### [DIRECTIONS]
Extract every line where the string "into" appears.
>> Begin RECORDS PROVIDED
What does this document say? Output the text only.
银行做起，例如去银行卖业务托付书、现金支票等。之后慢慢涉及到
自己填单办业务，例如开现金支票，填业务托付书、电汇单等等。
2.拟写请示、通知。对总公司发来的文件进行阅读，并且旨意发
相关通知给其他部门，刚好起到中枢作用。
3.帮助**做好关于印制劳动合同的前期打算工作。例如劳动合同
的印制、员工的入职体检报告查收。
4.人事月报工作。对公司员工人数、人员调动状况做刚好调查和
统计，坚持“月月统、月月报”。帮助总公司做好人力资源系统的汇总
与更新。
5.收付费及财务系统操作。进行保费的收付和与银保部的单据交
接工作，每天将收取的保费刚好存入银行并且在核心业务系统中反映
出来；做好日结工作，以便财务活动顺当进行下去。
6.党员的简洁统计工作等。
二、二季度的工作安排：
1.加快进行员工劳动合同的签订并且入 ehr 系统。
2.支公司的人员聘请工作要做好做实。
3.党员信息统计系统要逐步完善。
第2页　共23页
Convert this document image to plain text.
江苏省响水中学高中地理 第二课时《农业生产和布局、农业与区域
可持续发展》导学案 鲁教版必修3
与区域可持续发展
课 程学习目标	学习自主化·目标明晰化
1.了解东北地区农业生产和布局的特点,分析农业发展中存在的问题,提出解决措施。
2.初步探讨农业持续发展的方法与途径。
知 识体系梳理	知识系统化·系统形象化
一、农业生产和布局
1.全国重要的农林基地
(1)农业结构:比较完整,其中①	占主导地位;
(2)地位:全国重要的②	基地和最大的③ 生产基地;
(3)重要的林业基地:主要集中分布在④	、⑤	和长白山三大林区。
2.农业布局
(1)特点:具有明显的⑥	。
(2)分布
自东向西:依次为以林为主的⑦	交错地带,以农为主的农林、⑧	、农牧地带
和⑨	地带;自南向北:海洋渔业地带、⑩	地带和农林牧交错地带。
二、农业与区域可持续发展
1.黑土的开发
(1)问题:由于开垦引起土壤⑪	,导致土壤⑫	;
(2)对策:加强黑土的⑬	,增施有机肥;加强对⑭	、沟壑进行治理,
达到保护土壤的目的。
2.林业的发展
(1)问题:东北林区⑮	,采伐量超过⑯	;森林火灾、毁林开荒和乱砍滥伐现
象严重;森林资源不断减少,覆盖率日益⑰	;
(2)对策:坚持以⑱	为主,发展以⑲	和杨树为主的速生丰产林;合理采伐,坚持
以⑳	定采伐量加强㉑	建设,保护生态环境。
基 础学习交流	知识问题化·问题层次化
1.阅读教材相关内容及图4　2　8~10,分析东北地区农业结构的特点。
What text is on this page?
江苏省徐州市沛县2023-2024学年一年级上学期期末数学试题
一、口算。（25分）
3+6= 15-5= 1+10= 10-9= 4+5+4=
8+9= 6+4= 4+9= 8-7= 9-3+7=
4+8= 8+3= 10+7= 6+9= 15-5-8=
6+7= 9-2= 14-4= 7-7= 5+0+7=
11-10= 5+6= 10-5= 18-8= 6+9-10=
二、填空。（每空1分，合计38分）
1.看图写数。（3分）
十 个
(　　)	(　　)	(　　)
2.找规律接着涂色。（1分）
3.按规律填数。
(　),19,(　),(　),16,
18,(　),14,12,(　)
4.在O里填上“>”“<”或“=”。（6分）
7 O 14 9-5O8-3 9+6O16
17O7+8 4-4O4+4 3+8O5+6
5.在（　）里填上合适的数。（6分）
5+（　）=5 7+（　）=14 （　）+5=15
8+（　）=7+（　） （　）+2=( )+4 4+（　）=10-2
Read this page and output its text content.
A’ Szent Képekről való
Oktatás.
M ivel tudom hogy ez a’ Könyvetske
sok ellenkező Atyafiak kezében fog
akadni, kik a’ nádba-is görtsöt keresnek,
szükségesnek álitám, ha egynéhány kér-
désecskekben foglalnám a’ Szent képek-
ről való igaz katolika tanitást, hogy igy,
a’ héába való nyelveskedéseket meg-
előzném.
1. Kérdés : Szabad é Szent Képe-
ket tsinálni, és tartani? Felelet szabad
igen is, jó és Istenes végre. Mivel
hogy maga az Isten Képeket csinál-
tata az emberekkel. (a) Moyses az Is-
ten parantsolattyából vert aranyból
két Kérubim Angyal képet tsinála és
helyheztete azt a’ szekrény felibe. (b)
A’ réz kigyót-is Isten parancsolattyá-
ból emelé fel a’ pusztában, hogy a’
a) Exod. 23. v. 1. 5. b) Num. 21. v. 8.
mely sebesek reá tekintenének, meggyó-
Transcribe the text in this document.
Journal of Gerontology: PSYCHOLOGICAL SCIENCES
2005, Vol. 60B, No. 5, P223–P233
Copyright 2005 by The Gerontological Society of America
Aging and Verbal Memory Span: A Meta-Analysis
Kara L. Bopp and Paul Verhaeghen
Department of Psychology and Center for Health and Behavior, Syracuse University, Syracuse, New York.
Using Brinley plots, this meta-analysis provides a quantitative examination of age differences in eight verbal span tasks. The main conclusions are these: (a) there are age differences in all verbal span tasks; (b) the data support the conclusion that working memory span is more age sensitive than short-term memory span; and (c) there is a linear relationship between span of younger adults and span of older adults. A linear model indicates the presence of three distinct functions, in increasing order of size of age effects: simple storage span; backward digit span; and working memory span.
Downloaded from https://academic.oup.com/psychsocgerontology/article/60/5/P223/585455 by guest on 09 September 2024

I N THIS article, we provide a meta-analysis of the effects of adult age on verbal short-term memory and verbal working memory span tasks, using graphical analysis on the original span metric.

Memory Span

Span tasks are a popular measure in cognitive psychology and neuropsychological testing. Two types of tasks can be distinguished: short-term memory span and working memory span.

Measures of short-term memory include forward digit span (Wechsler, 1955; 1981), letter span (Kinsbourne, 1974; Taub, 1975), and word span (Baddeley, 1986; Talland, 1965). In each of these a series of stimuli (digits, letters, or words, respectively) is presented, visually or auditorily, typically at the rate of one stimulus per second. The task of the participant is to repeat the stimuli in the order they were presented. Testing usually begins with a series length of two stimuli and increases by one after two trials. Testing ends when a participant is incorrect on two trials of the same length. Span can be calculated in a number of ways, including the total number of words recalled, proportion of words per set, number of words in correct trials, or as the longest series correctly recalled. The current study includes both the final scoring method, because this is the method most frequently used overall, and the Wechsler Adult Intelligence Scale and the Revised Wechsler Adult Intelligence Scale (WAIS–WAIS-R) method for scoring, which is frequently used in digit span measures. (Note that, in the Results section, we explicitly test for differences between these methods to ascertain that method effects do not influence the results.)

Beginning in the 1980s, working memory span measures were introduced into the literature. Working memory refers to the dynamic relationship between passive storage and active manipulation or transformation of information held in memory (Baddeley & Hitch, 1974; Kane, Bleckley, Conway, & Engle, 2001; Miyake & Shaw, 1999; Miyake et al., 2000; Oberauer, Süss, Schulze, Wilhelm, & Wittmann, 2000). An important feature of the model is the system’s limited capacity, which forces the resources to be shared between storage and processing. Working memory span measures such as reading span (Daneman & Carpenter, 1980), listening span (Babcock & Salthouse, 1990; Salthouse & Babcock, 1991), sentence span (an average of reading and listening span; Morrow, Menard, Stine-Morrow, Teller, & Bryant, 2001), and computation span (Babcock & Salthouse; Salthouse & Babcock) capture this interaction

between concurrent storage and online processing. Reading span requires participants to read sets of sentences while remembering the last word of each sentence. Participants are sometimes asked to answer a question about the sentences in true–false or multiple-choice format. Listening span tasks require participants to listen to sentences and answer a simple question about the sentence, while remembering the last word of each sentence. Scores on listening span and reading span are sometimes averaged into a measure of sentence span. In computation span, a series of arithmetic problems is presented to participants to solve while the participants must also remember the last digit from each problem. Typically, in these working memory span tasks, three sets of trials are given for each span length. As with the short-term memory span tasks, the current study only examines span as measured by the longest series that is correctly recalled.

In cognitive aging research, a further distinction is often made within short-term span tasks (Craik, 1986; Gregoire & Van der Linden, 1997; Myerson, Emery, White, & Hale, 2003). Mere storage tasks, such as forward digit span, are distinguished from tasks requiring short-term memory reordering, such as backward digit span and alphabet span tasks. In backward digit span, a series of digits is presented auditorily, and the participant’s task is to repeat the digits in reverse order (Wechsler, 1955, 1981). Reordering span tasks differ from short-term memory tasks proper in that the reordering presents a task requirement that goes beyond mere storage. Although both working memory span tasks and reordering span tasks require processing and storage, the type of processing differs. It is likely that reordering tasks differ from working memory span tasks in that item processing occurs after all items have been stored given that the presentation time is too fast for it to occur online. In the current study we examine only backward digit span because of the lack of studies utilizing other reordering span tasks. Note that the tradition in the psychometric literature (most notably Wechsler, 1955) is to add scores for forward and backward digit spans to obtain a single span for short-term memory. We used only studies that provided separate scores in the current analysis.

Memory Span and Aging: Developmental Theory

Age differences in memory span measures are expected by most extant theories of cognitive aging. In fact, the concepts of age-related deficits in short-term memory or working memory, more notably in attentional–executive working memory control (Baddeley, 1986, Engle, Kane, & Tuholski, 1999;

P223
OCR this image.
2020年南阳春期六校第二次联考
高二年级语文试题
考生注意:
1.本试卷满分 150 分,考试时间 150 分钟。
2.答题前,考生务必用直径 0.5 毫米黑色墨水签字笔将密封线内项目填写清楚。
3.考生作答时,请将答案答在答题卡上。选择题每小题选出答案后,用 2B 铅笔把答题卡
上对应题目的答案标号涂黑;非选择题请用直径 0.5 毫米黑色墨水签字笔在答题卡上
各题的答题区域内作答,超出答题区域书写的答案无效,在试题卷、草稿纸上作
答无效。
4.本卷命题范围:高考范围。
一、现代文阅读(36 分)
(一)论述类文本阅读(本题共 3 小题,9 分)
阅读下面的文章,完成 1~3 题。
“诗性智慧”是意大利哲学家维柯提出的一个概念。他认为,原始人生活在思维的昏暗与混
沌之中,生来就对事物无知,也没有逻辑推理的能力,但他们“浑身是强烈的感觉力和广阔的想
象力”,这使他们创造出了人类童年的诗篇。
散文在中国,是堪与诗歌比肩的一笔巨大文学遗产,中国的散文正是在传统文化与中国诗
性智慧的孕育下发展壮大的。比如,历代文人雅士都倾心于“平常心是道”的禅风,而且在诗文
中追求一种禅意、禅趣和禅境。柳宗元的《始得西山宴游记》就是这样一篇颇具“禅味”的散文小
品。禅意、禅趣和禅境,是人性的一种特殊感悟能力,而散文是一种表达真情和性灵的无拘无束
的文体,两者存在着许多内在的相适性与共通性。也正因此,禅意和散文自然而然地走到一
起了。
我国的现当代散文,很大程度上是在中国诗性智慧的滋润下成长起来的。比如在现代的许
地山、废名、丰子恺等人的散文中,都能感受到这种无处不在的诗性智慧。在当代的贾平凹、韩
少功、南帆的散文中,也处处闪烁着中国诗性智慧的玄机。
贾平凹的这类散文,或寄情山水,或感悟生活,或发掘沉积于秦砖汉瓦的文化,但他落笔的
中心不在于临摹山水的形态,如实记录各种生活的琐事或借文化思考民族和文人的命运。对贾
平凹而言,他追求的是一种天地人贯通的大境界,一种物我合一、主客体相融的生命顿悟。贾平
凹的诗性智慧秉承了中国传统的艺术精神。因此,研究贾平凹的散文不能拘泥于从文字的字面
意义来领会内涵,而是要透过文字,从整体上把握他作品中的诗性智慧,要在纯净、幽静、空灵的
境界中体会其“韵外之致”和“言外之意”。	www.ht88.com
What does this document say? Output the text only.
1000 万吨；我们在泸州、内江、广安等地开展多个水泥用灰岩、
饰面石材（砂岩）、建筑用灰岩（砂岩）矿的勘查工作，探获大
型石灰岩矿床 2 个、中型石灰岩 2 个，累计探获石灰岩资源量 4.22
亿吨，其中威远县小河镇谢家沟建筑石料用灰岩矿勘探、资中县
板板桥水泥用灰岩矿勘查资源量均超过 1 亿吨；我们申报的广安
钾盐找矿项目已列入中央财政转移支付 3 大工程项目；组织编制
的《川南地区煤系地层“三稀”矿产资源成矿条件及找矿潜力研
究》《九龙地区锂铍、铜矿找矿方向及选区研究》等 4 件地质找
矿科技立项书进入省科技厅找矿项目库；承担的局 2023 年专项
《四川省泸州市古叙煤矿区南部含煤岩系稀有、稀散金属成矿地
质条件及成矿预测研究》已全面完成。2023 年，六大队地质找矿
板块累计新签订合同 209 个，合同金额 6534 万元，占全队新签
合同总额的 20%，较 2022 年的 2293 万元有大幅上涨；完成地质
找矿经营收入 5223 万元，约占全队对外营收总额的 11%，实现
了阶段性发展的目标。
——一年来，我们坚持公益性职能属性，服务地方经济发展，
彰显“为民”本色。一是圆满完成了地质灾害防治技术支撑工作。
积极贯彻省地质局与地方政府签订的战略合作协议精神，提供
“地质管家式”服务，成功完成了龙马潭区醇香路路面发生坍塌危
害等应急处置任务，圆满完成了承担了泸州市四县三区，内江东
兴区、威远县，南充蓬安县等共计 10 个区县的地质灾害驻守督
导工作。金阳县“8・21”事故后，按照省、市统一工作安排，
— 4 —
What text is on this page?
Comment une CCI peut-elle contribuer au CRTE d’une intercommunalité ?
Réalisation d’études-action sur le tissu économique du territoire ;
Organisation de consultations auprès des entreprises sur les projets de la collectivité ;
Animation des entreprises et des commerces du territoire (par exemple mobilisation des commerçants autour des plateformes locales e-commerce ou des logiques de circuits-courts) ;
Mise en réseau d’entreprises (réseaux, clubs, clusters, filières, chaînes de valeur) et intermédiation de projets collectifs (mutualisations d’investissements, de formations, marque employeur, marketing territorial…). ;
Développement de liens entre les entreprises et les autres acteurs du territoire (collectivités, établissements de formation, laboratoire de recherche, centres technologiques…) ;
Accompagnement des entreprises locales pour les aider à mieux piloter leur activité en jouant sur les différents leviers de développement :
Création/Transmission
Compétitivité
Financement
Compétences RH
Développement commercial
>> End RECORDS PROVIDED
### [OUTPUT BELOW]
Beginning in the 1980s, working memory span measures were introduced into the literature. Working memory refers to the dynamic relationship between passive storage and active manipulation or transformation of information held in memory (Baddeley & Hitch, 1974; Kane, Bleckley, Conway, & Engle, 2001; Miyake & Shaw, 1999; Miyake et al., 2000; Oberauer, Süss, Schulze, Wilhelm, & Wittmann, 2000). An important feature of the model is the system’s limited capacity, which forces the resources to be shared between storage and processing. Working memory span measures such as reading span (Daneman & Carpenter, 1980), listening span (Babcock & Salthouse, 1990; Salthouse & Babcock, 1991), sentence span (an average of reading and listening span; Morrow, Menard, Stine-Morrow, Teller, & Bryant, 2001), and computation span (Babcock & Salthouse; Salthouse & Babcock) capture this interaction
between concurrent storage and online processing. Reading span requires participants to read sets of sentences while remembering the last word of each sentence. Participants are sometimes asked to answer a question about the sentences in true–false or multiple-choice format. Listening span tasks require participants to listen to sentences and answer a simple question about the sentence, while remembering the last word of each sentence. Scores on listening span and reading span are sometimes averaged into a measure of sentence span. In computation span, a series of arithmetic problems is presented to participants to solve while the participants must also remember the last digit from each problem. Typically, in these working memory span tasks, three sets of trials are given for each span length. As with the short-term memory span tasks, the current study only examines span as measured by the longest series that is correctly recalled.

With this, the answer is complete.